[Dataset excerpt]
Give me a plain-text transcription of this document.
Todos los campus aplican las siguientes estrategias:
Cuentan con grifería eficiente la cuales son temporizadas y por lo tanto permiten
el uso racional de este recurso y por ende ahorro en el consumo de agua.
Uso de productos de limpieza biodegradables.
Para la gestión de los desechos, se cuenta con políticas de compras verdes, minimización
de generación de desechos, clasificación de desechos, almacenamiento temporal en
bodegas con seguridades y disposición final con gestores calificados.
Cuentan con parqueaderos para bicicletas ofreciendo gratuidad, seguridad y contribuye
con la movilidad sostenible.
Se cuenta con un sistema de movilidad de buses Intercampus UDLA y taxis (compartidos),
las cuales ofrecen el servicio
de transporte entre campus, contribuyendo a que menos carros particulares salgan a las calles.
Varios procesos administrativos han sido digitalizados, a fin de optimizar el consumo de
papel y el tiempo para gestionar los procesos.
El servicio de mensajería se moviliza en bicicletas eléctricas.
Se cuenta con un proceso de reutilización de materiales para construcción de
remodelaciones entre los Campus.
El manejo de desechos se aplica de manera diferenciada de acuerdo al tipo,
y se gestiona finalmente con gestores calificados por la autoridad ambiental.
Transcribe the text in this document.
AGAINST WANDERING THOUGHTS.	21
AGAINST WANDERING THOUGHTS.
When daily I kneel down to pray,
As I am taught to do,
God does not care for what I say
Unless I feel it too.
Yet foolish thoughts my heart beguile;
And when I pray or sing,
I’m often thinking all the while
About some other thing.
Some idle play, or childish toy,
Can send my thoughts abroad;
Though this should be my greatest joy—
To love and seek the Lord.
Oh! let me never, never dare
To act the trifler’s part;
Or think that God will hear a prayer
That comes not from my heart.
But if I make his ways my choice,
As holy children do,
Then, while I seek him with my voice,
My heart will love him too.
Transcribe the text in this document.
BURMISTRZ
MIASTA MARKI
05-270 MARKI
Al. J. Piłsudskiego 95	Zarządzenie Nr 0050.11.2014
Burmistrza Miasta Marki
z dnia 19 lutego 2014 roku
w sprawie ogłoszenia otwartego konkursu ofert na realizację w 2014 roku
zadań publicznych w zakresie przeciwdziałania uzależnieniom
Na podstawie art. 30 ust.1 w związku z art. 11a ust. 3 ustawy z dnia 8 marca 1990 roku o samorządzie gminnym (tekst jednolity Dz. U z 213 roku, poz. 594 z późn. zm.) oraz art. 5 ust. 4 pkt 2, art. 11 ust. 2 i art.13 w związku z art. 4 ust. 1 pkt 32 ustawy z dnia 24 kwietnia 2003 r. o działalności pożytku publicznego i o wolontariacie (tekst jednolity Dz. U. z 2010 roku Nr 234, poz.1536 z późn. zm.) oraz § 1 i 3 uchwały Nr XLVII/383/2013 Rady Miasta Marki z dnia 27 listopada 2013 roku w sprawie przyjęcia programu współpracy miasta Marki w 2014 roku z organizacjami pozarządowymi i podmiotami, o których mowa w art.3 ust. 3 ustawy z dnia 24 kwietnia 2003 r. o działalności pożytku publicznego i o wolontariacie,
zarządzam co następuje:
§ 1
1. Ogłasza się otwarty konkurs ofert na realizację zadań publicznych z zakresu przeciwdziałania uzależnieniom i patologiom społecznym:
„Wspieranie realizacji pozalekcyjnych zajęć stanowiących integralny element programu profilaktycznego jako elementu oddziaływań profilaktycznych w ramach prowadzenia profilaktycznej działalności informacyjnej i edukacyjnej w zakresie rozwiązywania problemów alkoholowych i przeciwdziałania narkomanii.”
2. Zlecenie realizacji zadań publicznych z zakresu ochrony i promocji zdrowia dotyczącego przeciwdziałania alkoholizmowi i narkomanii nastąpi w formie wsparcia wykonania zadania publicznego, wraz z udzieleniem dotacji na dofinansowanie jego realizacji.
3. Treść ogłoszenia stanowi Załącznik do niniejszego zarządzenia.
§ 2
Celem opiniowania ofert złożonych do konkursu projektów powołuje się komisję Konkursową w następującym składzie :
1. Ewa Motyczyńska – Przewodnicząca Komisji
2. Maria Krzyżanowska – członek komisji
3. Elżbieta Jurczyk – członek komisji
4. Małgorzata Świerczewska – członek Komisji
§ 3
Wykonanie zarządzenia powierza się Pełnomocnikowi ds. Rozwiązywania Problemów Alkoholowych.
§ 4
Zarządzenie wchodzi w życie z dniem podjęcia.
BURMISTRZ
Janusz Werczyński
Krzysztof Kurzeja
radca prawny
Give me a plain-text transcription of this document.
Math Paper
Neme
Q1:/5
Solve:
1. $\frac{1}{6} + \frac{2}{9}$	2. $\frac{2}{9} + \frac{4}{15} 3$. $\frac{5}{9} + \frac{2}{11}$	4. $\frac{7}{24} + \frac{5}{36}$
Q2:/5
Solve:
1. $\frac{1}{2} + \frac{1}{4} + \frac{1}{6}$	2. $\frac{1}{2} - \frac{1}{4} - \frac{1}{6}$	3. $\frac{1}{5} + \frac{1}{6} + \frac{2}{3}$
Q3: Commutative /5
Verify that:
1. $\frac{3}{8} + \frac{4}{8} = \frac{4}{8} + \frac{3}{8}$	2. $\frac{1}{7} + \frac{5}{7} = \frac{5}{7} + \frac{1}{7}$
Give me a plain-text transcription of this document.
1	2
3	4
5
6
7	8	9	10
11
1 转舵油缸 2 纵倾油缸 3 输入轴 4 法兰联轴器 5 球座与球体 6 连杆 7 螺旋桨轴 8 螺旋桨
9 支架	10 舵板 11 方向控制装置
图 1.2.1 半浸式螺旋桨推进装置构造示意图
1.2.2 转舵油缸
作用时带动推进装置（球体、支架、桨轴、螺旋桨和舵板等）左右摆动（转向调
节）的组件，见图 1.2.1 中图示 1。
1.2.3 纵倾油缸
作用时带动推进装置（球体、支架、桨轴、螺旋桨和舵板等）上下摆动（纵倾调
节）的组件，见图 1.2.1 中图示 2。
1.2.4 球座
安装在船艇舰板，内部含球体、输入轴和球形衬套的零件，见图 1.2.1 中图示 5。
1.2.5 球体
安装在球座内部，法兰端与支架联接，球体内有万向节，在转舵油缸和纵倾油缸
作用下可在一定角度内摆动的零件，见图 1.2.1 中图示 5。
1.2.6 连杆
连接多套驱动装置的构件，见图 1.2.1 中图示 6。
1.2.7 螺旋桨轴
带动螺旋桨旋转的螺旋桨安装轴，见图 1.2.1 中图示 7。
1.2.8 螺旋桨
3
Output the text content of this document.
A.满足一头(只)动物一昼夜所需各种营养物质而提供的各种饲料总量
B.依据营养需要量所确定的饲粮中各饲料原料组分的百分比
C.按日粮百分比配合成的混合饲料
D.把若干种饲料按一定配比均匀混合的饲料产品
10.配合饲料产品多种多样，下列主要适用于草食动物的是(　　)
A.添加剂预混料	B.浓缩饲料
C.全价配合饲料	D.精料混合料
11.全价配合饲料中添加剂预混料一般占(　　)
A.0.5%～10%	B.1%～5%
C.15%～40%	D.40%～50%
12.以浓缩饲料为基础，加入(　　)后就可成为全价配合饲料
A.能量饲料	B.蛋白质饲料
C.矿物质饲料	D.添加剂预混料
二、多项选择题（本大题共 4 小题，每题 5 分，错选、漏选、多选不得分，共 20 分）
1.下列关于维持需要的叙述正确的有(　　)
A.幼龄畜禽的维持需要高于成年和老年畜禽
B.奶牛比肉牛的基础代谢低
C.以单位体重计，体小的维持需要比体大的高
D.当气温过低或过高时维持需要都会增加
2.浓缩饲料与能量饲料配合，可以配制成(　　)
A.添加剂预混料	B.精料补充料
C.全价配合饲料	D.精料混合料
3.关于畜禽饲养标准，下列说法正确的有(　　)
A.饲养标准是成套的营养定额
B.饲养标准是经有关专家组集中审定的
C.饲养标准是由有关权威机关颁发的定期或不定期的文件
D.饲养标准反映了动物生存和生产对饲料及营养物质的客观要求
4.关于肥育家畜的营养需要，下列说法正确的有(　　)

» **The request**: Which lines hold the string "przeciwdziałania"? Copy all of them from the data above.

» **Completed task**:
zadań publicznych w zakresie przeciwdziałania uzależnieniom
1. Ogłasza się otwarty konkurs ofert na realizację zadań publicznych z zakresu przeciwdziałania uzależnieniom i patologiom społecznym:
„Wspieranie realizacji pozalekcyjnych zajęć stanowiących integralny element programu profilaktycznego jako elementu oddziaływań profilaktycznych w ramach prowadzenia profilaktycznej działalności informacyjnej i edukacyjnej w zakresie rozwiązywania problemów alkoholowych i przeciwdziałania narkomanii.”
2. Zlecenie realizacji zadań publicznych z zakresu ochrony i promocji zdrowia dotyczącego przeciwdziałania alkoholizmowi i narkomanii nastąpi w formie wsparcia wykonania zadania publicznego, wraz z udzieleniem dotacji na dofinansowanie jego realizacji.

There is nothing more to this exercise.